— START OF Information supplied —

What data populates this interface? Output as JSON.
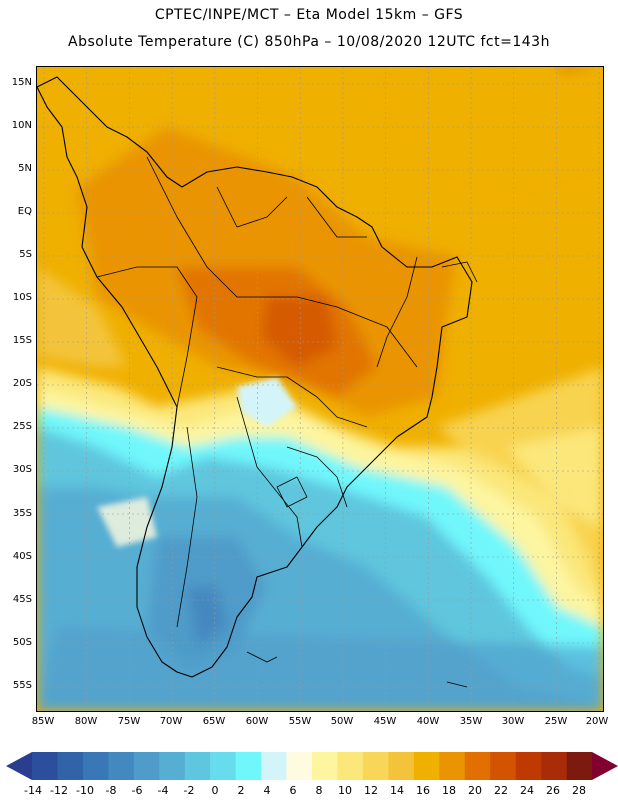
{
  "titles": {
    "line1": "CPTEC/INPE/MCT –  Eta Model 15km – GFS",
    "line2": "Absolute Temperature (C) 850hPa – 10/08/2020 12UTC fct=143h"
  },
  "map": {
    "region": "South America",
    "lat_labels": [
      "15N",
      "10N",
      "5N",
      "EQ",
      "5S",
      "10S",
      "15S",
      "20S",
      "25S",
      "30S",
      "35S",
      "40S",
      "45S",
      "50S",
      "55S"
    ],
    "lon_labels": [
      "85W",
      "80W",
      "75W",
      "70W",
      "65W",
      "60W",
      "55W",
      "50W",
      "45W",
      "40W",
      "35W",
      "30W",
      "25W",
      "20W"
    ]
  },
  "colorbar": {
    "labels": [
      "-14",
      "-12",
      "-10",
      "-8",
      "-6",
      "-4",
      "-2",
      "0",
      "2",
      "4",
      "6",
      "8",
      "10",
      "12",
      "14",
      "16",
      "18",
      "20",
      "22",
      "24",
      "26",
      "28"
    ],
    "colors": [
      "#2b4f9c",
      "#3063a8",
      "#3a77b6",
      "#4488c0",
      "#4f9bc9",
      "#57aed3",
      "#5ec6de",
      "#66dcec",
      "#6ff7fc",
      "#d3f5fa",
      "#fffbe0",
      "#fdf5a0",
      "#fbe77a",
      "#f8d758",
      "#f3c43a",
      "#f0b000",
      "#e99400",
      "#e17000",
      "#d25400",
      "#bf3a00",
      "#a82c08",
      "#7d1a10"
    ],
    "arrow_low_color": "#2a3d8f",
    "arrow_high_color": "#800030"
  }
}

— END OF Information supplied —

In the copy, include no pictures; restate the listing above exactly.

What data populates this interface? Output as JSON.
{
  "titles": {
    "line1": "CPTEC/INPE/MCT –  Eta Model 15km – GFS",
    "line2": "Absolute Temperature (C) 850hPa – 10/08/2020 12UTC fct=143h"
  },
  "map": {
    "region": "South America",
    "lat_labels": [
      "15N",
      "10N",
      "5N",
      "EQ",
      "5S",
      "10S",
      "15S",
      "20S",
      "25S",
      "30S",
      "35S",
      "40S",
      "45S",
      "50S",
      "55S"
    ],
    "lon_labels": [
      "85W",
      "80W",
      "75W",
      "70W",
      "65W",
      "60W",
      "55W",
      "50W",
      "45W",
      "40W",
      "35W",
      "30W",
      "25W",
      "20W"
    ]
  },
  "colorbar": {
    "labels": [
      "-14",
      "-12",
      "-10",
      "-8",
      "-6",
      "-4",
      "-2",
      "0",
      "2",
      "4",
      "6",
      "8",
      "10",
      "12",
      "14",
      "16",
      "18",
      "20",
      "22",
      "24",
      "26",
      "28"
    ],
    "colors": [
      "#2b4f9c",
      "#3063a8",
      "#3a77b6",
      "#4488c0",
      "#4f9bc9",
      "#57aed3",
      "#5ec6de",
      "#66dcec",
      "#6ff7fc",
      "#d3f5fa",
      "#fffbe0",
      "#fdf5a0",
      "#fbe77a",
      "#f8d758",
      "#f3c43a",
      "#f0b000",
      "#e99400",
      "#e17000",
      "#d25400",
      "#bf3a00",
      "#a82c08",
      "#7d1a10"
    ],
    "arrow_low_color": "#2a3d8f",
    "arrow_high_color": "#800030"
  }
}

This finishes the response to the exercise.